> TASK DETAILS
Show each line from the listing that includes the word "Diedrich".

> Dataset items
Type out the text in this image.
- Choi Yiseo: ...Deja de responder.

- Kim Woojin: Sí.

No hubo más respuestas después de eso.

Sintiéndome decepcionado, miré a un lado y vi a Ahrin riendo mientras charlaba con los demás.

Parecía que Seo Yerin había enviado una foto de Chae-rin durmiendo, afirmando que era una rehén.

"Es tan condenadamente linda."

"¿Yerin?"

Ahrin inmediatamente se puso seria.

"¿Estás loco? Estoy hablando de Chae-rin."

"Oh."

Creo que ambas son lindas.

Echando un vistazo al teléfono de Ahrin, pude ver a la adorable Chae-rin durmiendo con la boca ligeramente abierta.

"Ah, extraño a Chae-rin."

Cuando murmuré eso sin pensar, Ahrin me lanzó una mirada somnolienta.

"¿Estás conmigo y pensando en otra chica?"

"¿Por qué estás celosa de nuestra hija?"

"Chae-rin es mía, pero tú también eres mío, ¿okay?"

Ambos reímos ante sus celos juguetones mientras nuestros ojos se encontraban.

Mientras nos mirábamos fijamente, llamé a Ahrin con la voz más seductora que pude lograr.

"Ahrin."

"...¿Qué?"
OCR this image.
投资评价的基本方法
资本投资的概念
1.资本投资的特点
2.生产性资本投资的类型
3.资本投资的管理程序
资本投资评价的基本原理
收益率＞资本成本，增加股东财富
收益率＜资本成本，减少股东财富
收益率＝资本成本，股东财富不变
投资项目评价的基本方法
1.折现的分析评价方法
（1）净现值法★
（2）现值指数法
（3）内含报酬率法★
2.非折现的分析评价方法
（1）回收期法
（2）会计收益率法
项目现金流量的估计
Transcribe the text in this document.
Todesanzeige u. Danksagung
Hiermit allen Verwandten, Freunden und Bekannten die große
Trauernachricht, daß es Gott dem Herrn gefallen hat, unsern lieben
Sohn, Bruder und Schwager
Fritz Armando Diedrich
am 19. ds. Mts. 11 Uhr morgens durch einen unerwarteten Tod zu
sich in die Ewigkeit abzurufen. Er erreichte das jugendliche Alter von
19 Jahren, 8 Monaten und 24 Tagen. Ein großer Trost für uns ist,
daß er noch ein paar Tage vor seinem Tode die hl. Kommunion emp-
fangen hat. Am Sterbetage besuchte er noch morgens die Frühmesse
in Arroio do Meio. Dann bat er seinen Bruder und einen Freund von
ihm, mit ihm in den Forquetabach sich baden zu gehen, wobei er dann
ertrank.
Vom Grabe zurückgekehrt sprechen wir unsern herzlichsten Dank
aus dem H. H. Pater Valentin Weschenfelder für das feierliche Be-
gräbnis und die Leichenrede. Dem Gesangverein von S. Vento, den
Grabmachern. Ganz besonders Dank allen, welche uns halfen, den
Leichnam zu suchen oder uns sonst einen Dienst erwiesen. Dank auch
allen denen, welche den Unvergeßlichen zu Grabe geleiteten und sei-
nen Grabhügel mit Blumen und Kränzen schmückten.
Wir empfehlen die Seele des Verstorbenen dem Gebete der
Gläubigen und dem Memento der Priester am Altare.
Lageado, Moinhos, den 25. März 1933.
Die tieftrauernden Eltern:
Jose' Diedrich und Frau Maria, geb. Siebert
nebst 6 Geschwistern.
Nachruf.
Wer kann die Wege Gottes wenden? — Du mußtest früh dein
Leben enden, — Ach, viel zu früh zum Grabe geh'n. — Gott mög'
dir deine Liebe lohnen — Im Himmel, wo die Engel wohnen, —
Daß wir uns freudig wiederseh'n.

> ANSWER TO THE TASK
Fritz Armando Diedrich
Jose' Diedrich und Frau Maria, geb. Siebert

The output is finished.